* [Work to complete]
Say how many lines include "this", with no words around the number.

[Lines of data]
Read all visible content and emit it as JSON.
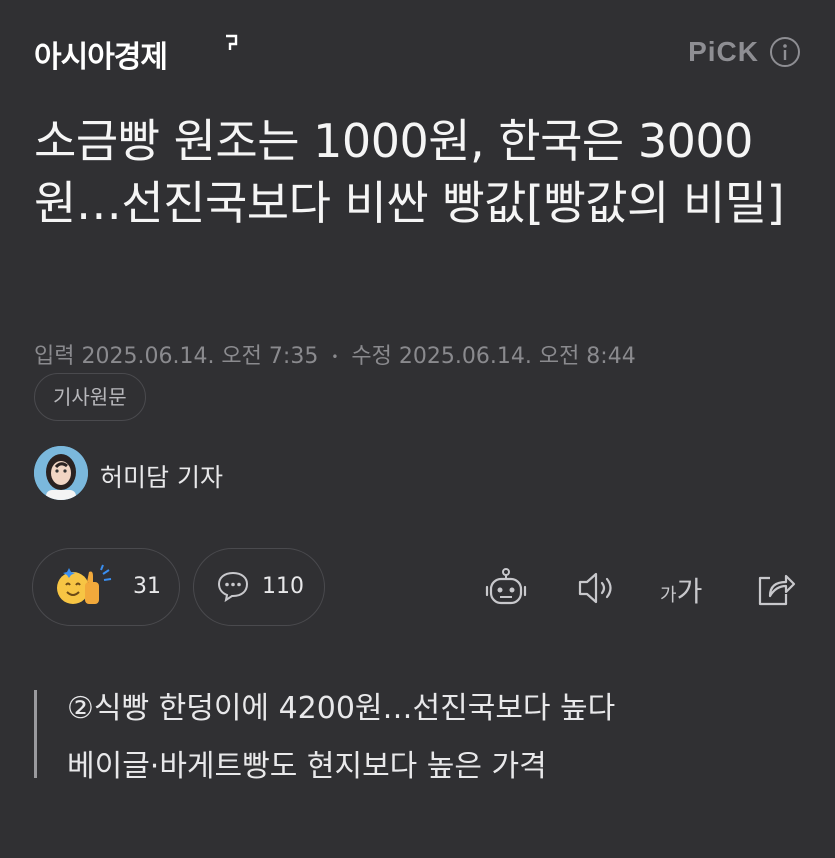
{
  "header": {
    "logo": "아시아경제",
    "pick": "PiCK"
  },
  "article": {
    "title": "소금빵 원조는 1000원, 한국은 3000원…선진국보다 비싼 빵값[빵값의 비밀]",
    "dates": {
      "input_label": "입력",
      "input_date": "2025.06.14. 오전 7:35",
      "modified_label": "수정",
      "modified_date": "2025.06.14. 오전 8:44"
    },
    "original_button": "기사원문",
    "author": "허미담 기자",
    "reactions": {
      "count": "31"
    },
    "comments": {
      "count": "110"
    },
    "font_size_label": "가가",
    "quote": [
      "②식빵 한덩이에 4200원…선진국보다 높다",
      "베이글·바게트빵도 현지보다 높은 가격"
    ]
  },
  "colors": {
    "background": "#303033",
    "text": "#f2f2f2",
    "muted": "#8a8a8e",
    "border": "#4a4a4e"
  }
}
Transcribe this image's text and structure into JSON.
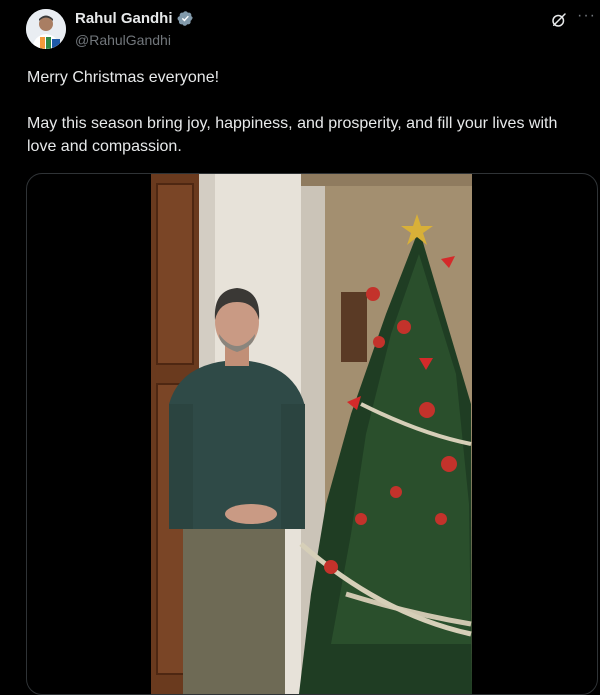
{
  "author": {
    "name": "Rahul Gandhi",
    "handle": "@RahulGandhi",
    "verified_color": "#829aab"
  },
  "header_icons": [
    "grok-icon",
    "more-icon"
  ],
  "tweet": {
    "paragraphs": [
      "Merry Christmas everyone!",
      "May this season bring joy, happiness, and prosperity, and fill your lives with love and compassion."
    ]
  },
  "colors": {
    "background": "#000000",
    "text": "#e7e9ea",
    "muted": "#71767b",
    "border": "#2f3336"
  },
  "icons": {
    "more": "···"
  }
}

* [The response]
2